▸ **OBJECTIVE**: Reproduce every row below, character for character, with nothing added or left out.

▸ **RECORD EXTRACTS**:
════

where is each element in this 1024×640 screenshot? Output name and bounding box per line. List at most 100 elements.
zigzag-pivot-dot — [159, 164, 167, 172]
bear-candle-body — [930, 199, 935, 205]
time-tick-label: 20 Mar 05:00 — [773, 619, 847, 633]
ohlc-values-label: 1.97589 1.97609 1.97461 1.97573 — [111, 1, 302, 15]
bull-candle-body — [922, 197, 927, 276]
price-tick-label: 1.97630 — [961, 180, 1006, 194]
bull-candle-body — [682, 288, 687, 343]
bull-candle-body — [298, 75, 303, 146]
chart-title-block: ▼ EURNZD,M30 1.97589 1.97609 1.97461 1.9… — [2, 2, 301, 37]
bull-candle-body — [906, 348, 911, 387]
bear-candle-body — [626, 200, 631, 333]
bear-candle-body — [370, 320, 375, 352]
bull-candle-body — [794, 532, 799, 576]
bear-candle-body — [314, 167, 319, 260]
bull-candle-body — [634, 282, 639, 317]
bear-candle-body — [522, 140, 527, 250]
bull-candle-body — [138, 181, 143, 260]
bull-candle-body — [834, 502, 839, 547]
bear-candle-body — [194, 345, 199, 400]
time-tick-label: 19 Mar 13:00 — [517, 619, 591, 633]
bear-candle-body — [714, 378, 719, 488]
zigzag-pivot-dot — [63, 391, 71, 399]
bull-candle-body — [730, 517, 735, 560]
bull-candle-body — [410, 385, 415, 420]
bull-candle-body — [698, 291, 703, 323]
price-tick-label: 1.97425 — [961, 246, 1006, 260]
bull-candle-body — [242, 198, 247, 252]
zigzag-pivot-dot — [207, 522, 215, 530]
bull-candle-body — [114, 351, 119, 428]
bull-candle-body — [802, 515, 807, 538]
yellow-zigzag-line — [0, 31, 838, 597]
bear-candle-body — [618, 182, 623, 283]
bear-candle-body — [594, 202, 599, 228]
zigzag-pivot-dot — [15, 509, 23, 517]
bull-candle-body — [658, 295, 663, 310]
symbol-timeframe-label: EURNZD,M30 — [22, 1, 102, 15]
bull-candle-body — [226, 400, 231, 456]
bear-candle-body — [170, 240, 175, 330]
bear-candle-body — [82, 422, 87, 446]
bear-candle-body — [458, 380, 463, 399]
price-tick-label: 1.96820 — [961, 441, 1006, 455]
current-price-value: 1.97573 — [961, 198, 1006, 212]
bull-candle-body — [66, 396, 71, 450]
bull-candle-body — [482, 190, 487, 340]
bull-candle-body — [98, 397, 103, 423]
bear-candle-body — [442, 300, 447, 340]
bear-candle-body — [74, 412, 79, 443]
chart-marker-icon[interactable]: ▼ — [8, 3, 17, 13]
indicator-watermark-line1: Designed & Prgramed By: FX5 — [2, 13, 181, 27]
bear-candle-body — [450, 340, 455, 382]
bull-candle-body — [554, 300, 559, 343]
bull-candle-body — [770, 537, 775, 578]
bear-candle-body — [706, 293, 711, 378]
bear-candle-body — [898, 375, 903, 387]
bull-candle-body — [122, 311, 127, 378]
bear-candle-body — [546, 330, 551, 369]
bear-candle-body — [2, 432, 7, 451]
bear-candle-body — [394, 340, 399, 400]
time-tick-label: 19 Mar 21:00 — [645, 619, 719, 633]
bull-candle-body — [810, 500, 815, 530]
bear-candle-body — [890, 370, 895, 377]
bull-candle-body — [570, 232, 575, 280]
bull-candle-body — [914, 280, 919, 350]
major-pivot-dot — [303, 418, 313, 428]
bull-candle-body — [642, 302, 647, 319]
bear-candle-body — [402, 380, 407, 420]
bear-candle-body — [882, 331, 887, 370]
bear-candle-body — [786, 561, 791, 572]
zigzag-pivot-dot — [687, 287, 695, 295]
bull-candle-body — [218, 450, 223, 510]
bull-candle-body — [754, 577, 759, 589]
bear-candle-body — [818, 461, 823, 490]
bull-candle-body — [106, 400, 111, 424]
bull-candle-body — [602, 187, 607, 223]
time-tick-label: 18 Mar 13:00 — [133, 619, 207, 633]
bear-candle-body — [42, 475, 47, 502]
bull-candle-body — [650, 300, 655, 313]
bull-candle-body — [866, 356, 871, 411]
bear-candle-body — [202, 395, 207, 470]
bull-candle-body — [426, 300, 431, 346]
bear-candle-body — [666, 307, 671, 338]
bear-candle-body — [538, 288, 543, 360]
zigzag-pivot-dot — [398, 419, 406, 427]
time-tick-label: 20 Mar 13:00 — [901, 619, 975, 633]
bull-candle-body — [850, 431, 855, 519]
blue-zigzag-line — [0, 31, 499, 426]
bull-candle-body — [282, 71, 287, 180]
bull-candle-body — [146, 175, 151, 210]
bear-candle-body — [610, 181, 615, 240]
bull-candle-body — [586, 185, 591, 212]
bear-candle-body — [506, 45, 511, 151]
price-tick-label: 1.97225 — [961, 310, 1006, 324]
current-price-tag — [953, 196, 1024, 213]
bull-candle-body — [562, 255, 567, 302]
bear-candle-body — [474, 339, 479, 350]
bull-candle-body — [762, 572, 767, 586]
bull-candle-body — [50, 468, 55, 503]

════

▸ **EXERCISE OUTPUT**:
where is each element in this 1024×640 screenshot? Output name and bounding box per line. List at most 100 elements.
zigzag-pivot-dot — [159, 164, 167, 172]
bear-candle-body — [930, 199, 935, 205]
time-tick-label: 20 Mar 05:00 — [773, 619, 847, 633]
ohlc-values-label: 1.97589 1.97609 1.97461 1.97573 — [111, 1, 302, 15]
bull-candle-body — [922, 197, 927, 276]
price-tick-label: 1.97630 — [961, 180, 1006, 194]
bull-candle-body — [682, 288, 687, 343]
bull-candle-body — [298, 75, 303, 146]
chart-title-block: ▼ EURNZD,M30 1.97589 1.97609 1.97461 1.9… — [2, 2, 301, 37]
bull-candle-body — [906, 348, 911, 387]
bear-candle-body — [626, 200, 631, 333]
bear-candle-body — [370, 320, 375, 352]
bull-candle-body — [794, 532, 799, 576]
bear-candle-body — [314, 167, 319, 260]
bull-candle-body — [634, 282, 639, 317]
bear-candle-body — [522, 140, 527, 250]
bull-candle-body — [138, 181, 143, 260]
bull-candle-body — [834, 502, 839, 547]
bear-candle-body — [194, 345, 199, 400]
time-tick-label: 19 Mar 13:00 — [517, 619, 591, 633]
bear-candle-body — [714, 378, 719, 488]
zigzag-pivot-dot — [63, 391, 71, 399]
bull-candle-body — [730, 517, 735, 560]
bull-candle-body — [410, 385, 415, 420]
bull-candle-body — [698, 291, 703, 323]
price-tick-label: 1.97425 — [961, 246, 1006, 260]
bull-candle-body — [242, 198, 247, 252]
zigzag-pivot-dot — [207, 522, 215, 530]
bull-candle-body — [114, 351, 119, 428]
bull-candle-body — [802, 515, 807, 538]
yellow-zigzag-line — [0, 31, 838, 597]
bear-candle-body — [618, 182, 623, 283]
bear-candle-body — [594, 202, 599, 228]
zigzag-pivot-dot — [15, 509, 23, 517]
bull-candle-body — [658, 295, 663, 310]
symbol-timeframe-label: EURNZD,M30 — [22, 1, 102, 15]
bull-candle-body — [226, 400, 231, 456]
bear-candle-body — [170, 240, 175, 330]
bear-candle-body — [82, 422, 87, 446]
bear-candle-body — [458, 380, 463, 399]
price-tick-label: 1.96820 — [961, 441, 1006, 455]
current-price-value: 1.97573 — [961, 198, 1006, 212]
bull-candle-body — [66, 396, 71, 450]
bull-candle-body — [482, 190, 487, 340]
bull-candle-body — [98, 397, 103, 423]
bear-candle-body — [442, 300, 447, 340]
bear-candle-body — [74, 412, 79, 443]
chart-marker-icon[interactable]: ▼ — [8, 3, 17, 13]
indicator-watermark-line1: Designed & Prgramed By: FX5 — [2, 13, 181, 27]
bear-candle-body — [450, 340, 455, 382]
bull-candle-body — [554, 300, 559, 343]
bull-candle-body — [770, 537, 775, 578]
bear-candle-body — [706, 293, 711, 378]
bear-candle-body — [898, 375, 903, 387]
bull-candle-body — [122, 311, 127, 378]
bear-candle-body — [546, 330, 551, 369]
bear-candle-body — [2, 432, 7, 451]
bear-candle-body — [394, 340, 399, 400]
time-tick-label: 19 Mar 21:00 — [645, 619, 719, 633]
bull-candle-body — [810, 500, 815, 530]
bear-candle-body — [890, 370, 895, 377]
bull-candle-body — [570, 232, 575, 280]
bull-candle-body — [914, 280, 919, 350]
major-pivot-dot — [303, 418, 313, 428]
bull-candle-body — [642, 302, 647, 319]
bear-candle-body — [402, 380, 407, 420]
bear-candle-body — [882, 331, 887, 370]
bear-candle-body — [786, 561, 791, 572]
zigzag-pivot-dot — [687, 287, 695, 295]
bull-candle-body — [218, 450, 223, 510]
bull-candle-body — [754, 577, 759, 589]
bear-candle-body — [818, 461, 823, 490]
bull-candle-body — [106, 400, 111, 424]
bull-candle-body — [602, 187, 607, 223]
time-tick-label: 18 Mar 13:00 — [133, 619, 207, 633]
bear-candle-body — [42, 475, 47, 502]
bull-candle-body — [650, 300, 655, 313]
bull-candle-body — [866, 356, 871, 411]
bear-candle-body — [202, 395, 207, 470]
bull-candle-body — [426, 300, 431, 346]
bear-candle-body — [666, 307, 671, 338]
bear-candle-body — [538, 288, 543, 360]
zigzag-pivot-dot — [398, 419, 406, 427]
time-tick-label: 20 Mar 13:00 — [901, 619, 975, 633]
bull-candle-body — [850, 431, 855, 519]
blue-zigzag-line — [0, 31, 499, 426]
bull-candle-body — [282, 71, 287, 180]
bull-candle-body — [146, 175, 151, 210]
bear-candle-body — [610, 181, 615, 240]
bull-candle-body — [586, 185, 591, 212]
bear-candle-body — [506, 45, 511, 151]
price-tick-label: 1.97225 — [961, 310, 1006, 324]
current-price-tag — [953, 196, 1024, 213]
bull-candle-body — [562, 255, 567, 302]
bear-candle-body — [474, 339, 479, 350]
bull-candle-body — [762, 572, 767, 586]
bull-candle-body — [50, 468, 55, 503]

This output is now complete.